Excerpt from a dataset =
☆ ☆ ☆ ☆ ☆ ☆ ☆

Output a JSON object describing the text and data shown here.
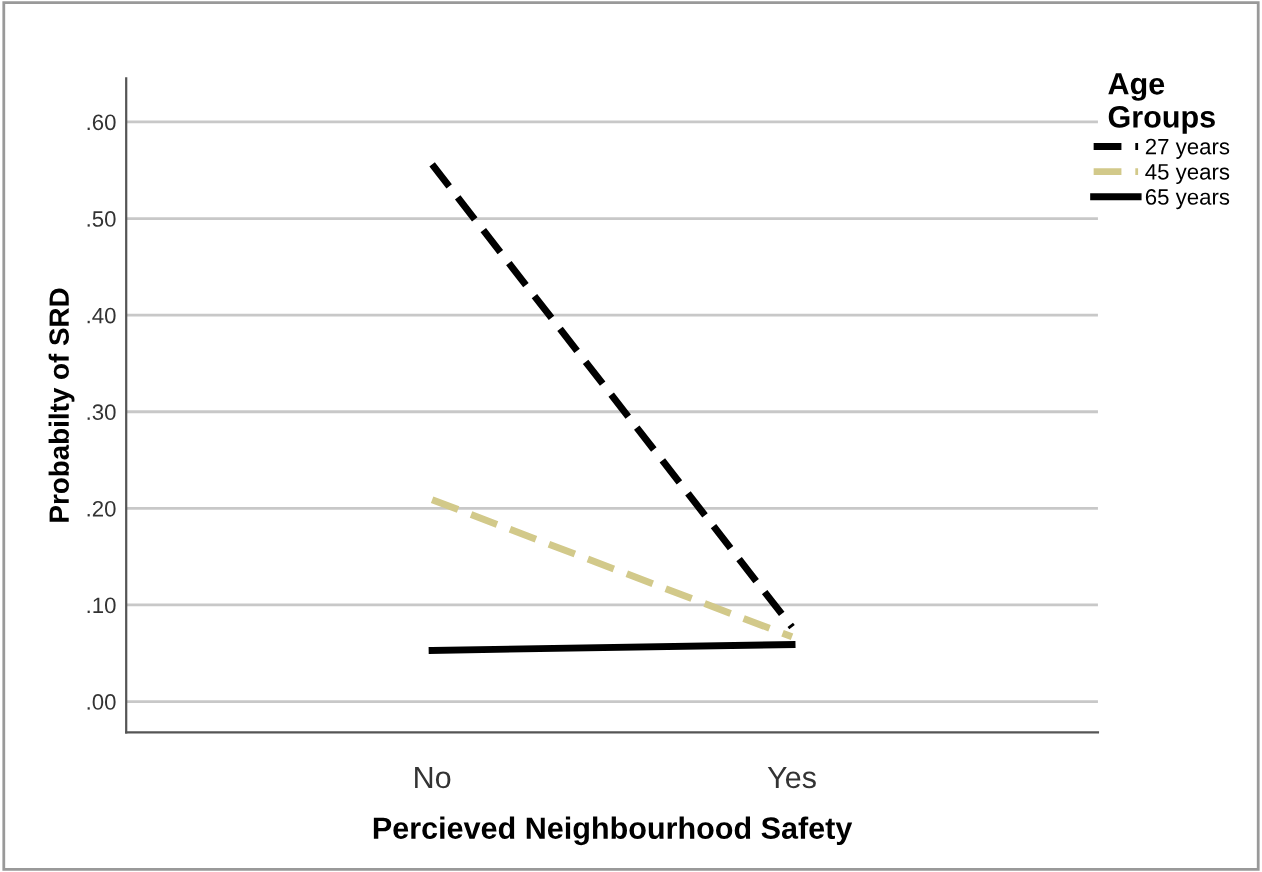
{
  "chart_data": {
    "type": "line",
    "xlabel": "Percieved Neighbourhood Safety",
    "ylabel": "Probabilty of SRD",
    "legend_title": "Age\nGroups",
    "categories": [
      "No",
      "Yes"
    ],
    "series": [
      {
        "name": "27 years",
        "color": "#000000",
        "line_style": "dashed",
        "values": [
          0.556,
          0.077
        ]
      },
      {
        "name": "45 years",
        "color": "#d2c98a",
        "line_style": "dashed",
        "values": [
          0.209,
          0.067
        ]
      },
      {
        "name": "65 years",
        "color": "#000000",
        "line_style": "solid",
        "values": [
          0.053,
          0.059
        ]
      }
    ],
    "ylim": [
      -0.032,
      0.645
    ],
    "yticks": [
      {
        "value": 0,
        "label": ".00"
      },
      {
        "value": 0.1,
        "label": ".10"
      },
      {
        "value": 0.2,
        "label": ".20"
      },
      {
        "value": 0.3,
        "label": ".30"
      },
      {
        "value": 0.4,
        "label": ".40"
      },
      {
        "value": 0.5,
        "label": ".50"
      },
      {
        "value": 0.6,
        "label": ".60"
      }
    ],
    "grid": "y",
    "legend": "top right",
    "marker": "none"
  }
}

☆ ☆ ☆ ☆ ☆ ☆ ☆

Your objective = Exclude all images and restate the records above word for word.

Response =
Output a JSON object describing the text and data shown here.
{
  "chart_data": {
    "type": "line",
    "xlabel": "Percieved Neighbourhood Safety",
    "ylabel": "Probabilty of SRD",
    "legend_title": "Age\nGroups",
    "categories": [
      "No",
      "Yes"
    ],
    "series": [
      {
        "name": "27 years",
        "color": "#000000",
        "line_style": "dashed",
        "values": [
          0.556,
          0.077
        ]
      },
      {
        "name": "45 years",
        "color": "#d2c98a",
        "line_style": "dashed",
        "values": [
          0.209,
          0.067
        ]
      },
      {
        "name": "65 years",
        "color": "#000000",
        "line_style": "solid",
        "values": [
          0.053,
          0.059
        ]
      }
    ],
    "ylim": [
      -0.032,
      0.645
    ],
    "yticks": [
      {
        "value": 0,
        "label": ".00"
      },
      {
        "value": 0.1,
        "label": ".10"
      },
      {
        "value": 0.2,
        "label": ".20"
      },
      {
        "value": 0.3,
        "label": ".30"
      },
      {
        "value": 0.4,
        "label": ".40"
      },
      {
        "value": 0.5,
        "label": ".50"
      },
      {
        "value": 0.6,
        "label": ".60"
      }
    ],
    "grid": "y",
    "legend": "top right",
    "marker": "none"
  }
}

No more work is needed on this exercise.